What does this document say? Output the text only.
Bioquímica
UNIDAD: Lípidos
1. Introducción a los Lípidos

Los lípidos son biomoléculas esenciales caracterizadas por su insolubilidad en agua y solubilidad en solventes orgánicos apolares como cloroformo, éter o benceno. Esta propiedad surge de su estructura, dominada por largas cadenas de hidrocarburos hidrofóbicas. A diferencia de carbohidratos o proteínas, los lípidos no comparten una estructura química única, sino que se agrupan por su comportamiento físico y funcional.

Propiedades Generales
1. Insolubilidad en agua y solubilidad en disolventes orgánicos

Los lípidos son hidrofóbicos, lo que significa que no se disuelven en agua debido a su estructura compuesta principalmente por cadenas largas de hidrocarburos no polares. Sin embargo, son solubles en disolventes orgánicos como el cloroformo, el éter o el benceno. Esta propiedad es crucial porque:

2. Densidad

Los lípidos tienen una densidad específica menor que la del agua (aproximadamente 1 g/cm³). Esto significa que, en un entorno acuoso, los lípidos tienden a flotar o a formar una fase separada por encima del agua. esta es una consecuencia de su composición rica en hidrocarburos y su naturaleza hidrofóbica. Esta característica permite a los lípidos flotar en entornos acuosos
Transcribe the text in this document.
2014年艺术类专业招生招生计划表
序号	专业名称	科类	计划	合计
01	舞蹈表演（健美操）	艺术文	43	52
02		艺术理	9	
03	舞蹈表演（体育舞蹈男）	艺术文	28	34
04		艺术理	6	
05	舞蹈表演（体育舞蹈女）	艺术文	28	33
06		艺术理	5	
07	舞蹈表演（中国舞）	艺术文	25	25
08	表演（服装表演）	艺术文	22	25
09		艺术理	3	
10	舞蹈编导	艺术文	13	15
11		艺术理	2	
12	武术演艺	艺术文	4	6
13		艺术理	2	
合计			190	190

---

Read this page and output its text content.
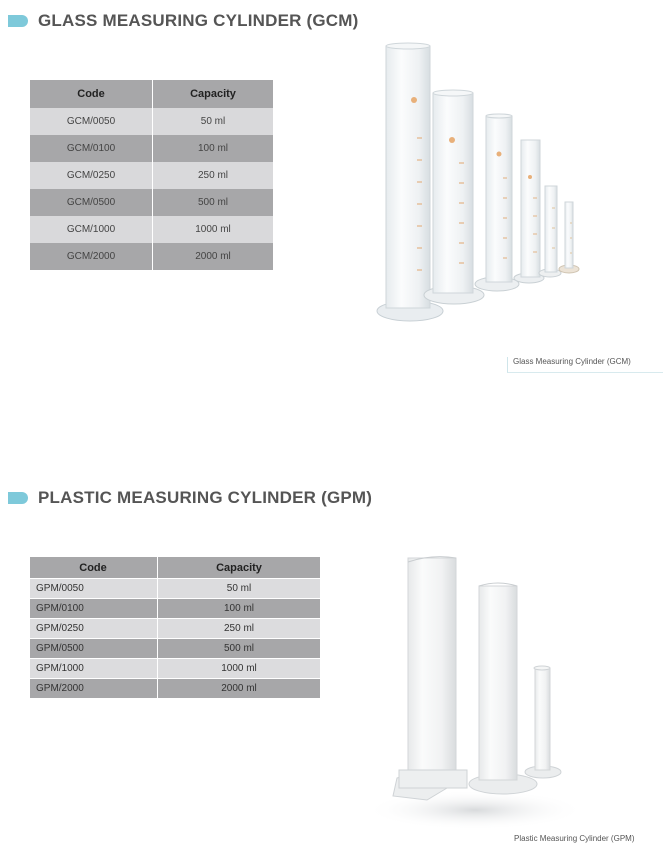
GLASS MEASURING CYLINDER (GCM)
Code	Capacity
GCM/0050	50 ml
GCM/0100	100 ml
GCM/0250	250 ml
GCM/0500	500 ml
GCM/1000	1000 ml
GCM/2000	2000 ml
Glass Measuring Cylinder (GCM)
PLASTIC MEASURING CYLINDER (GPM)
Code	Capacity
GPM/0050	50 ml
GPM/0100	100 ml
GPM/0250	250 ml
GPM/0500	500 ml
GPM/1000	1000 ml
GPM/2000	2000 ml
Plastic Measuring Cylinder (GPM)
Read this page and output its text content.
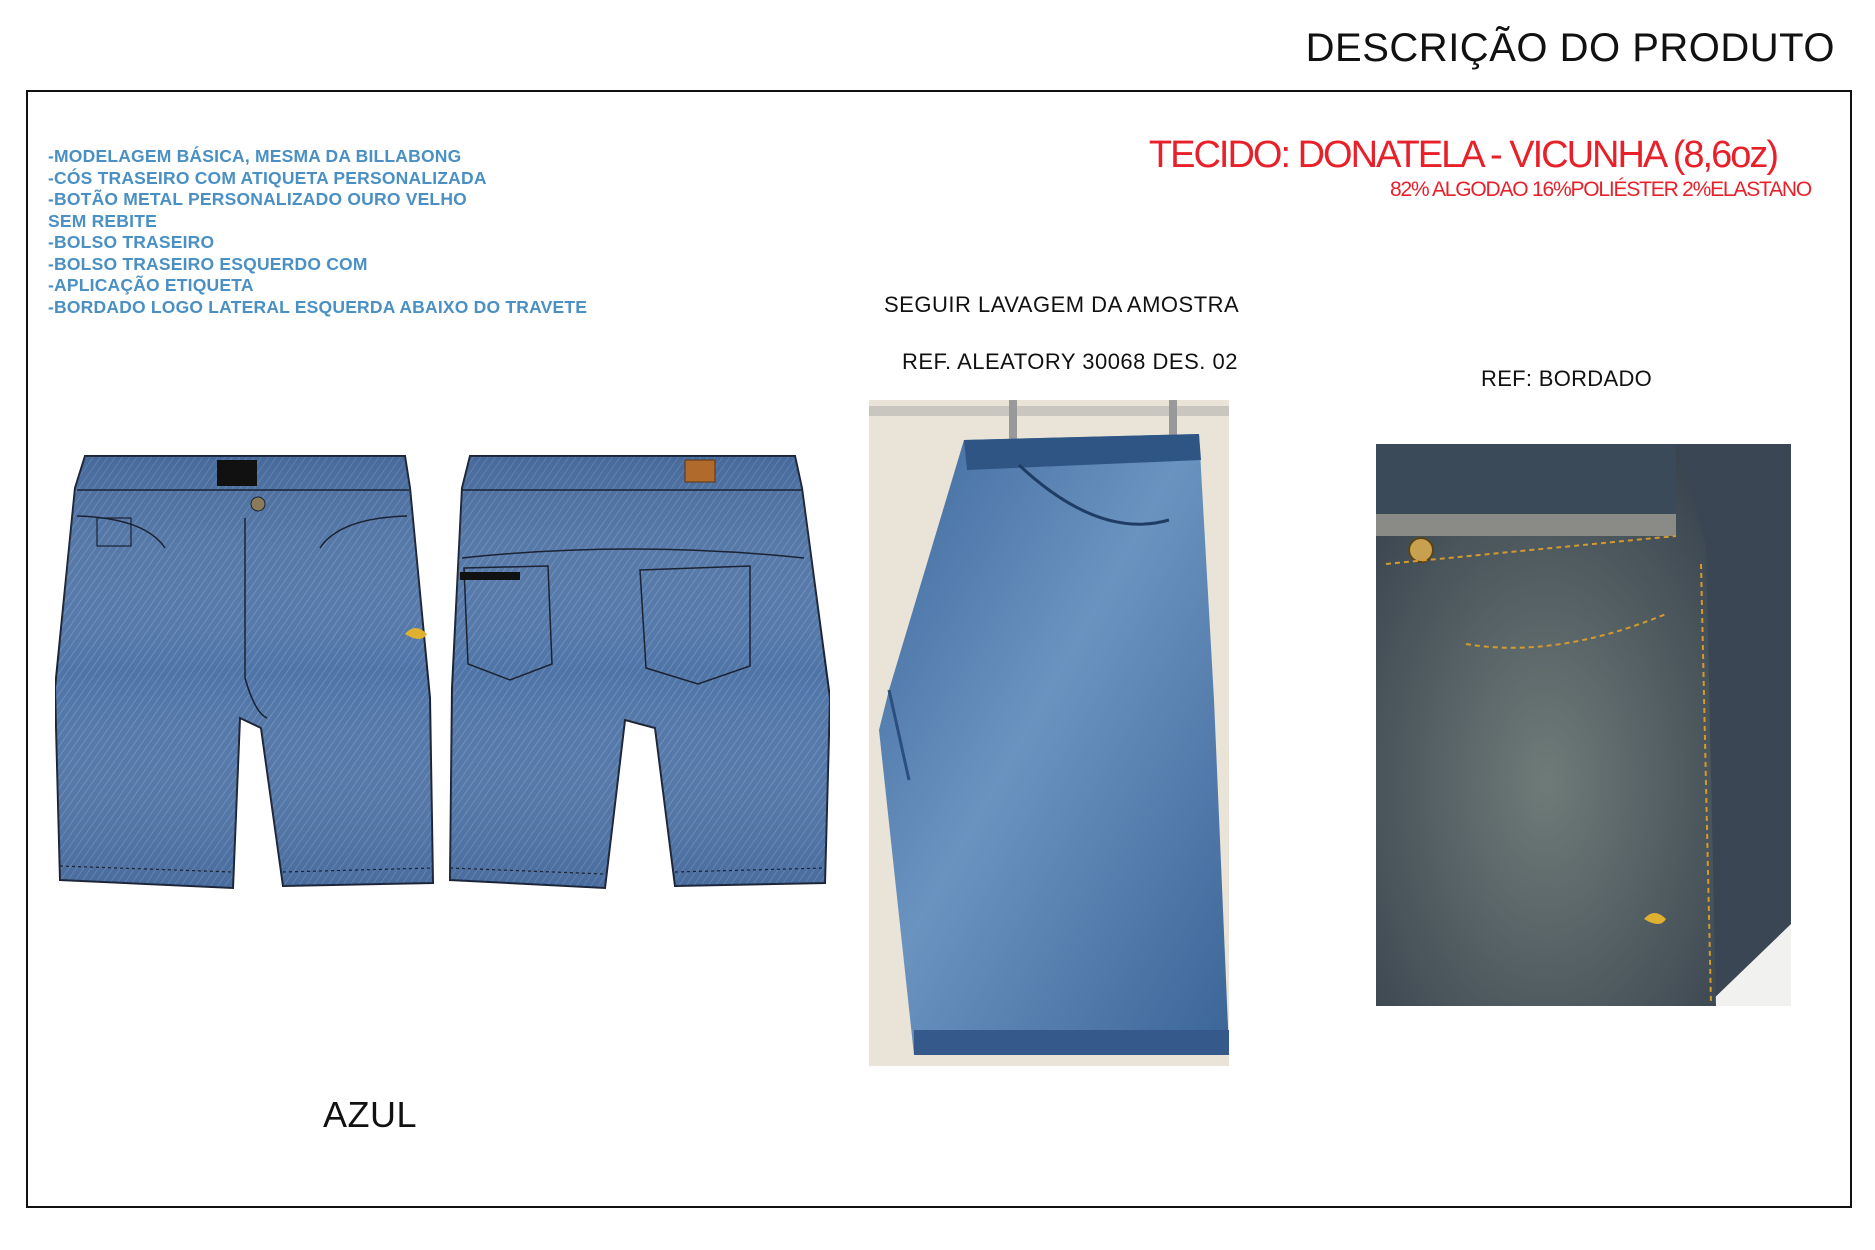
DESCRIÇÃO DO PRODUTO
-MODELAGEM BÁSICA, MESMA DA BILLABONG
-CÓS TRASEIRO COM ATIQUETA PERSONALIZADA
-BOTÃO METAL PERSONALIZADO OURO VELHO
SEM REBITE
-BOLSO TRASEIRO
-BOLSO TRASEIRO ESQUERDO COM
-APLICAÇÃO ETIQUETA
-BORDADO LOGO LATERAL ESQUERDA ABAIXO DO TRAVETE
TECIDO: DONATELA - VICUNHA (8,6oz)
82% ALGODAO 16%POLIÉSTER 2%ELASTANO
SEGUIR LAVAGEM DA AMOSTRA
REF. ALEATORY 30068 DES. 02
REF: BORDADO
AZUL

→ **STATED EXERCISE**
Within the records, how many lines include "舞蹈表演"? The answer is the number and nothing else.

→ **WRITTEN REPLY**
4